## Start Records for the task

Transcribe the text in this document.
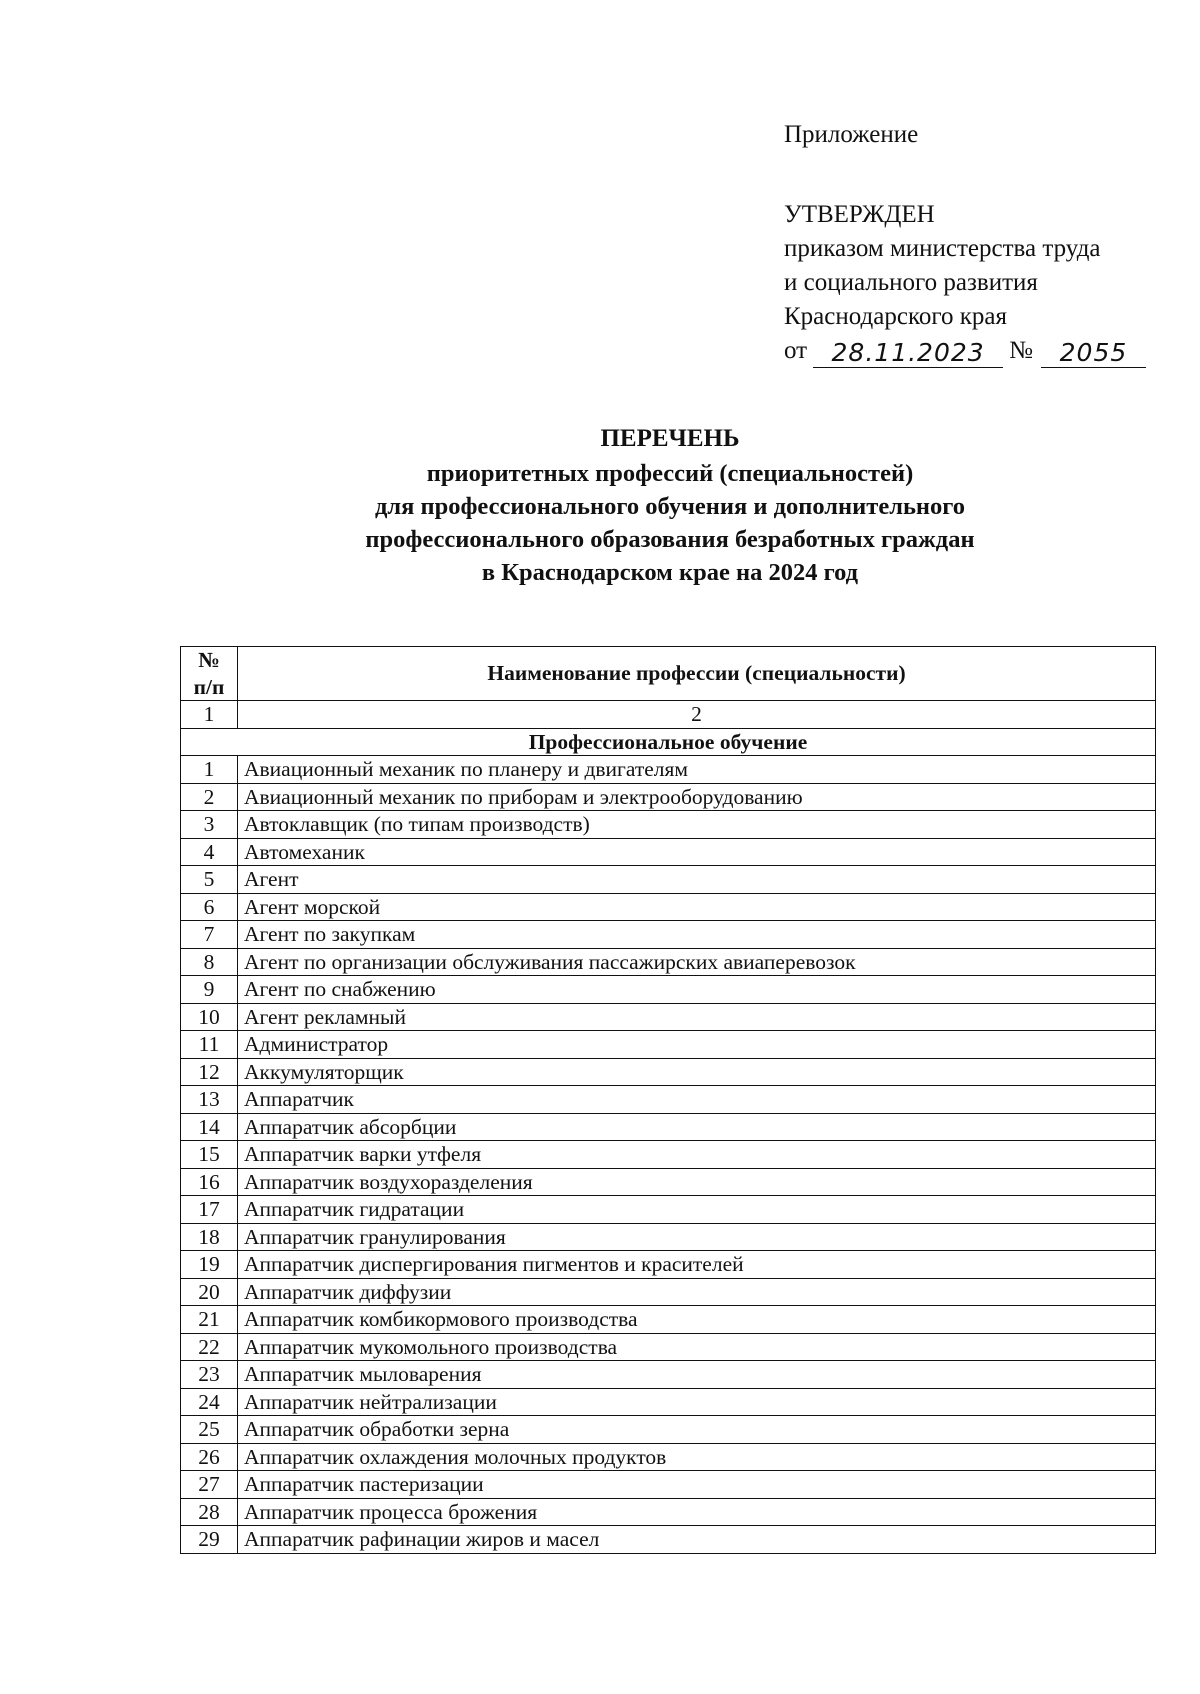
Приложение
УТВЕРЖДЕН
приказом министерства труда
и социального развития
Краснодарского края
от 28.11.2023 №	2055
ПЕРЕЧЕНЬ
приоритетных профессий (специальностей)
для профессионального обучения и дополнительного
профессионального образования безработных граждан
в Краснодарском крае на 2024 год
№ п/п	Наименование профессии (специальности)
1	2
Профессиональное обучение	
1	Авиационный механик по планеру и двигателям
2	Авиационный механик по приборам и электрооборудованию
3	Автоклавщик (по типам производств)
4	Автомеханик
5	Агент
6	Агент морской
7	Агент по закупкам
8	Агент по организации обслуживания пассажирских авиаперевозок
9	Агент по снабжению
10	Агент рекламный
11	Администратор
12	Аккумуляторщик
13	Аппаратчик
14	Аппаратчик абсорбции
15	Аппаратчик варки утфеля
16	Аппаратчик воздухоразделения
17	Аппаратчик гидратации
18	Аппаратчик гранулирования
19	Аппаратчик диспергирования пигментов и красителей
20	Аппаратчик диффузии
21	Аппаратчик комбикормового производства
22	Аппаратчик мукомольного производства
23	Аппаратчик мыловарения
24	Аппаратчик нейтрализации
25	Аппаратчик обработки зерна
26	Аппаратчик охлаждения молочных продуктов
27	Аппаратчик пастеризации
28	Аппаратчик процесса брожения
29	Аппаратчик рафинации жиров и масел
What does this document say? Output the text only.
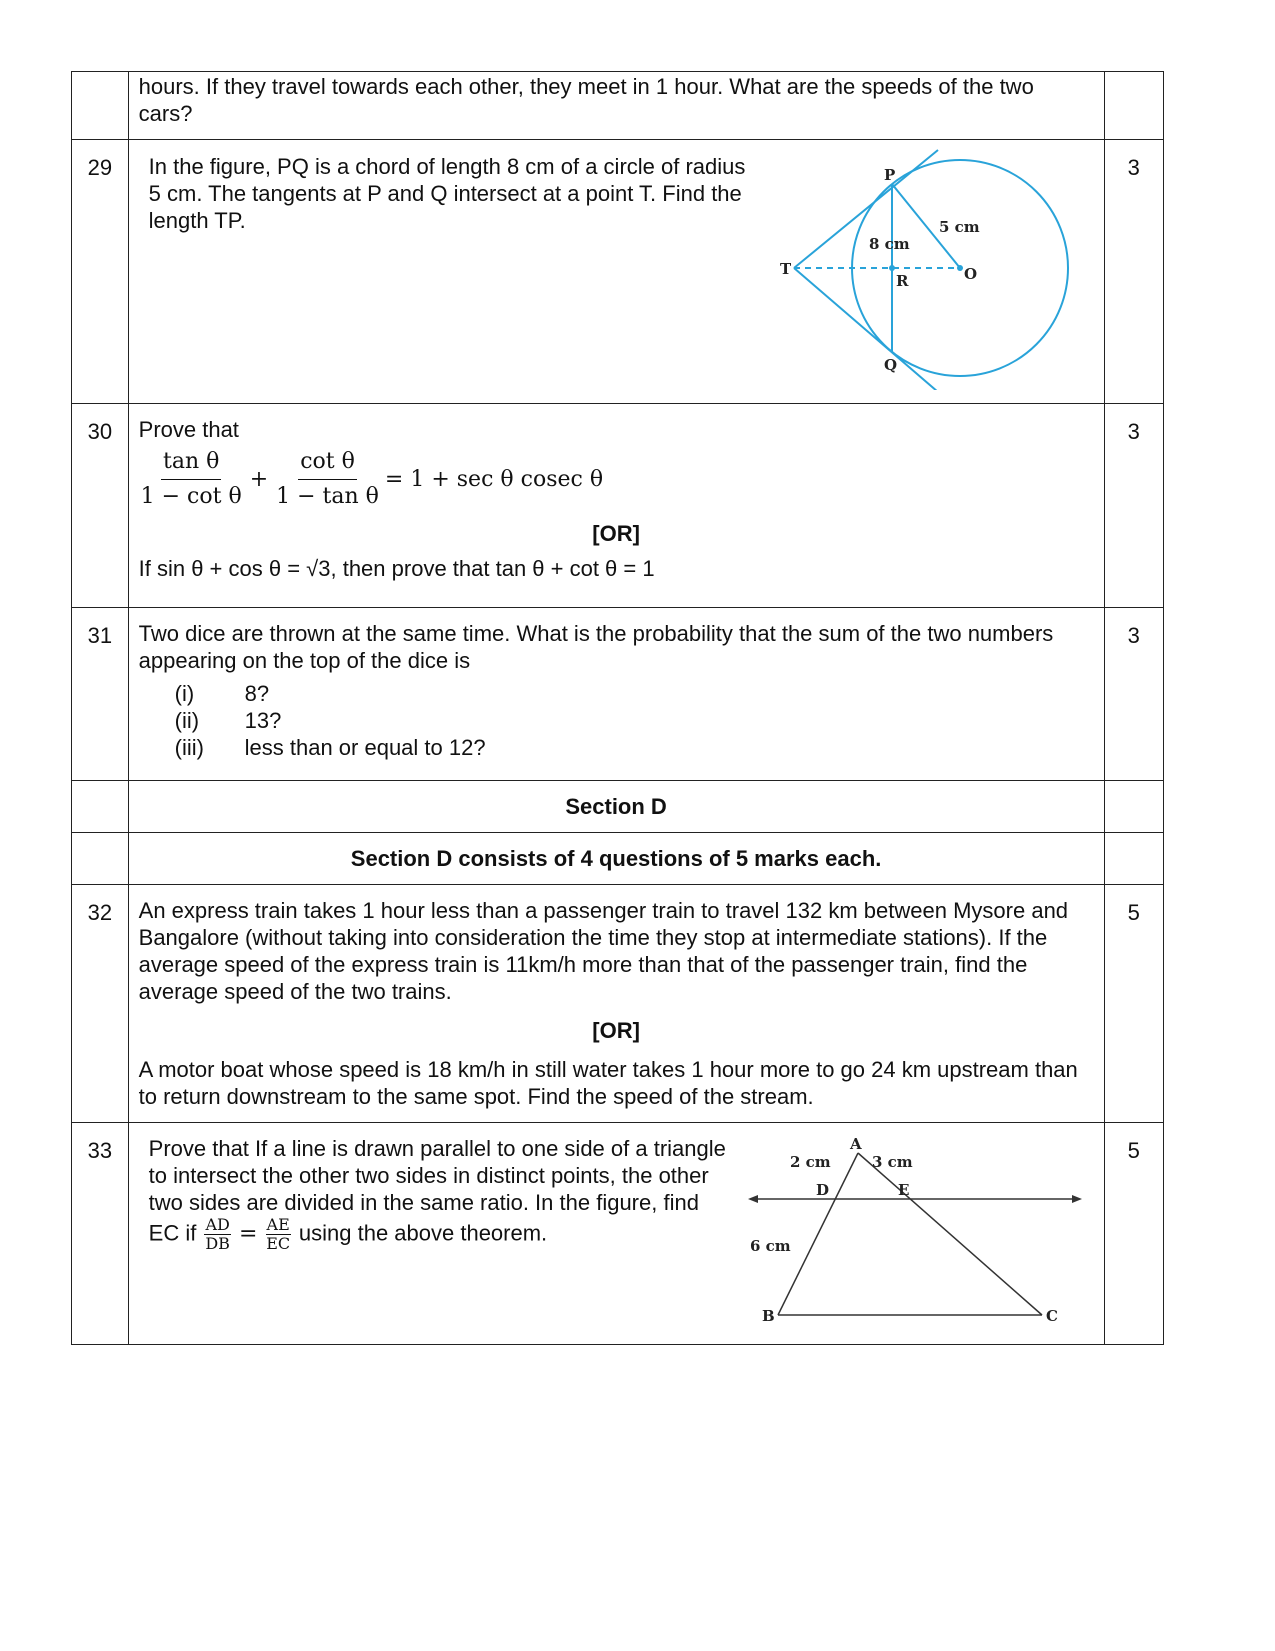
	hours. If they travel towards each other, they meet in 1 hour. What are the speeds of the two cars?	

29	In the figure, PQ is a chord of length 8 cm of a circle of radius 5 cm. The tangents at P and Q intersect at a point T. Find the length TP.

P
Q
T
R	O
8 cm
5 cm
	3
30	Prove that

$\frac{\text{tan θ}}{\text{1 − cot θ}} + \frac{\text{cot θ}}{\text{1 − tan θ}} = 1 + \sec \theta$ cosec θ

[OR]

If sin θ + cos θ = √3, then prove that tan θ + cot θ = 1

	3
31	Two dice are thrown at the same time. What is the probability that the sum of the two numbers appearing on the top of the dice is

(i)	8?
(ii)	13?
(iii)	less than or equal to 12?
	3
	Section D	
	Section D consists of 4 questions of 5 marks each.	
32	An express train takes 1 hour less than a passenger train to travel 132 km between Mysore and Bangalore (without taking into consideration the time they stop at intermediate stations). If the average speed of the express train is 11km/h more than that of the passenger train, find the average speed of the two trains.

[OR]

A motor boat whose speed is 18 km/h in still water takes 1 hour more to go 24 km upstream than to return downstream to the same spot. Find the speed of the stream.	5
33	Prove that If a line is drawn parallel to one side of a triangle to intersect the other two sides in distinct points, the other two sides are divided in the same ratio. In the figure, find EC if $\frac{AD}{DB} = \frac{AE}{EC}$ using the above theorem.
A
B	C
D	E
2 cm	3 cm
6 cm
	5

## End Records for the task

**Your task**
Pass over all pictures while writing out the lines from the line with "What does this" through the last line exactly.

**Output**
What does this document say? Output the text only.
	hours. If they travel towards each other, they meet in 1 hour. What are the speeds of the two cars?	

29	In the figure, PQ is a chord of length 8 cm of a circle of radius 5 cm. The tangents at P and Q intersect at a point T. Find the length TP.

P
Q
T
R	O
8 cm
5 cm
	3
30	Prove that

$\frac{\text{tan θ}}{\text{1 − cot θ}} + \frac{\text{cot θ}}{\text{1 − tan θ}} = 1 + \sec \theta$ cosec θ

[OR]

If sin θ + cos θ = √3, then prove that tan θ + cot θ = 1

	3
31	Two dice are thrown at the same time. What is the probability that the sum of the two numbers appearing on the top of the dice is

(i)	8?
(ii)	13?
(iii)	less than or equal to 12?
	3
	Section D	
	Section D consists of 4 questions of 5 marks each.	
32	An express train takes 1 hour less than a passenger train to travel 132 km between Mysore and Bangalore (without taking into consideration the time they stop at intermediate stations). If the average speed of the express train is 11km/h more than that of the passenger train, find the average speed of the two trains.

[OR]

A motor boat whose speed is 18 km/h in still water takes 1 hour more to go 24 km upstream than to return downstream to the same spot. Find the speed of the stream.	5
33	Prove that If a line is drawn parallel to one side of a triangle to intersect the other two sides in distinct points, the other two sides are divided in the same ratio. In the figure, find EC if $\frac{AD}{DB} = \frac{AE}{EC}$ using the above theorem.
A
B	C
D	E
2 cm	3 cm
6 cm
	5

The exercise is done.